### [Given records]
──────

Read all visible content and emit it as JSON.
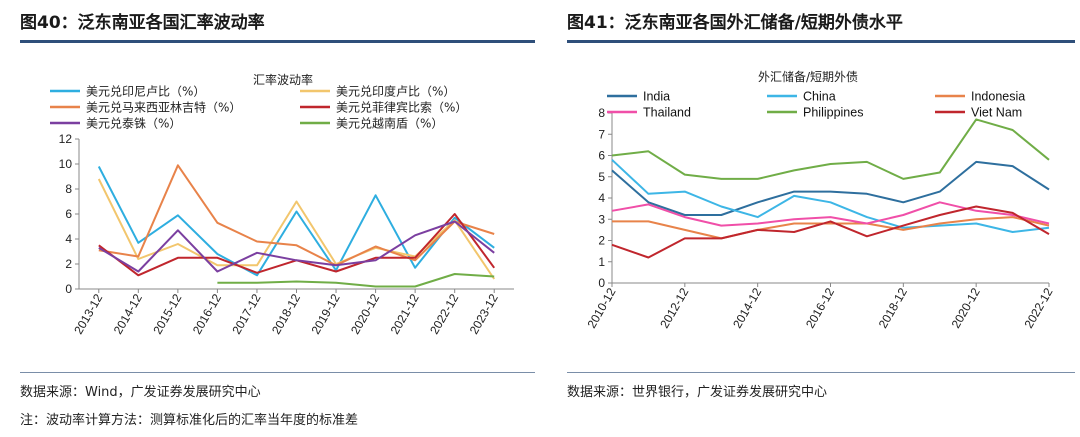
{
  "left": {
    "figure_title": "图40：泛东南亚各国汇率波动率",
    "source": "数据来源：Wind，广发证券发展研究中心",
    "note": "注：波动率计算方法：测算标准化后的汇率当年度的标准差"
  },
  "right": {
    "figure_title": "图41：泛东南亚各国外汇储备/短期外债水平",
    "source": "数据来源：世界银行，广发证券发展研究中心"
  },
  "chart_data": [
    {
      "type": "line",
      "title": "汇率波动率",
      "categories": [
        "2013-12",
        "2014-12",
        "2015-12",
        "2016-12",
        "2017-12",
        "2018-12",
        "2019-12",
        "2020-12",
        "2021-12",
        "2022-12",
        "2023-12"
      ],
      "ylim": [
        0,
        12
      ],
      "yticks": [
        0,
        2,
        4,
        6,
        8,
        10,
        12
      ],
      "grid": false,
      "legend_position": "top",
      "series": [
        {
          "name": "美元兑印尼卢比（%）",
          "color": "#2eaee0",
          "values": [
            9.8,
            3.7,
            5.9,
            2.8,
            1.1,
            6.2,
            1.5,
            7.5,
            1.7,
            5.7,
            3.3
          ]
        },
        {
          "name": "美元兑印度卢比（%）",
          "color": "#f2c66d",
          "values": [
            8.8,
            2.4,
            3.6,
            1.9,
            1.9,
            7.0,
            2.0,
            3.3,
            2.6,
            5.5,
            0.8
          ]
        },
        {
          "name": "美元兑马来西亚林吉特（%）",
          "color": "#e8834a",
          "values": [
            3.1,
            2.6,
            9.9,
            5.3,
            3.8,
            3.5,
            1.9,
            3.4,
            2.3,
            5.4,
            4.4
          ]
        },
        {
          "name": "美元兑菲律宾比索（%）",
          "color": "#c0262d",
          "values": [
            3.5,
            1.1,
            2.5,
            2.5,
            1.3,
            2.3,
            1.4,
            2.5,
            2.5,
            6.0,
            1.7
          ]
        },
        {
          "name": "美元兑泰铢（%）",
          "color": "#7b3fa0",
          "values": [
            3.3,
            1.4,
            4.7,
            1.4,
            2.9,
            2.3,
            1.9,
            2.3,
            4.3,
            5.4,
            2.9
          ]
        },
        {
          "name": "美元兑越南盾（%）",
          "color": "#70ad47",
          "values": [
            null,
            null,
            null,
            0.5,
            0.5,
            0.6,
            0.5,
            0.2,
            0.2,
            1.2,
            1.0
          ]
        }
      ]
    },
    {
      "type": "line",
      "title": "外汇储备/短期外债",
      "categories": [
        "2010-12",
        "2012-12",
        "2014-12",
        "2016-12",
        "2018-12",
        "2020-12",
        "2022-12"
      ],
      "x": [
        2010,
        2011,
        2012,
        2013,
        2014,
        2015,
        2016,
        2017,
        2018,
        2019,
        2020,
        2021,
        2022
      ],
      "ylim": [
        0,
        8
      ],
      "yticks": [
        0,
        1,
        2,
        3,
        4,
        5,
        6,
        7,
        8
      ],
      "grid": false,
      "legend_position": "top",
      "series": [
        {
          "name": "India",
          "color": "#2e6f9e",
          "values": [
            5.3,
            3.8,
            3.2,
            3.2,
            3.8,
            4.3,
            4.3,
            4.2,
            3.8,
            4.3,
            5.7,
            5.5,
            4.4
          ]
        },
        {
          "name": "China",
          "color": "#3db6e6",
          "values": [
            5.8,
            4.2,
            4.3,
            3.6,
            3.1,
            4.1,
            3.8,
            3.1,
            2.6,
            2.7,
            2.8,
            2.4,
            2.6
          ]
        },
        {
          "name": "Indonesia",
          "color": "#e8834a",
          "values": [
            2.9,
            2.9,
            2.5,
            2.1,
            2.5,
            2.8,
            2.8,
            2.8,
            2.5,
            2.8,
            3.0,
            3.1,
            2.7
          ]
        },
        {
          "name": "Thailand",
          "color": "#f04fa8",
          "values": [
            3.4,
            3.7,
            3.1,
            2.7,
            2.8,
            3.0,
            3.1,
            2.8,
            3.2,
            3.8,
            3.4,
            3.2,
            2.8
          ]
        },
        {
          "name": "Philippines",
          "color": "#70ad47",
          "values": [
            6.0,
            6.2,
            5.1,
            4.9,
            4.9,
            5.3,
            5.6,
            5.7,
            4.9,
            5.2,
            7.7,
            7.2,
            5.8
          ]
        },
        {
          "name": "Viet Nam",
          "color": "#c0262d",
          "values": [
            1.8,
            1.2,
            2.1,
            2.1,
            2.5,
            2.4,
            2.9,
            2.2,
            2.7,
            3.2,
            3.6,
            3.3,
            2.3
          ]
        }
      ]
    }
  ]
}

──────

### [Exercise brief]
Pick out all the lines with the word "color" in them and copy them.

### [Complete output]
          "color": "#2eaee0",
          "color": "#f2c66d",
          "color": "#e8834a",
          "color": "#c0262d",
          "color": "#7b3fa0",
          "color": "#70ad47",
          "color": "#2e6f9e",
          "color": "#3db6e6",
          "color": "#e8834a",
          "color": "#f04fa8",
          "color": "#70ad47",
          "color": "#c0262d",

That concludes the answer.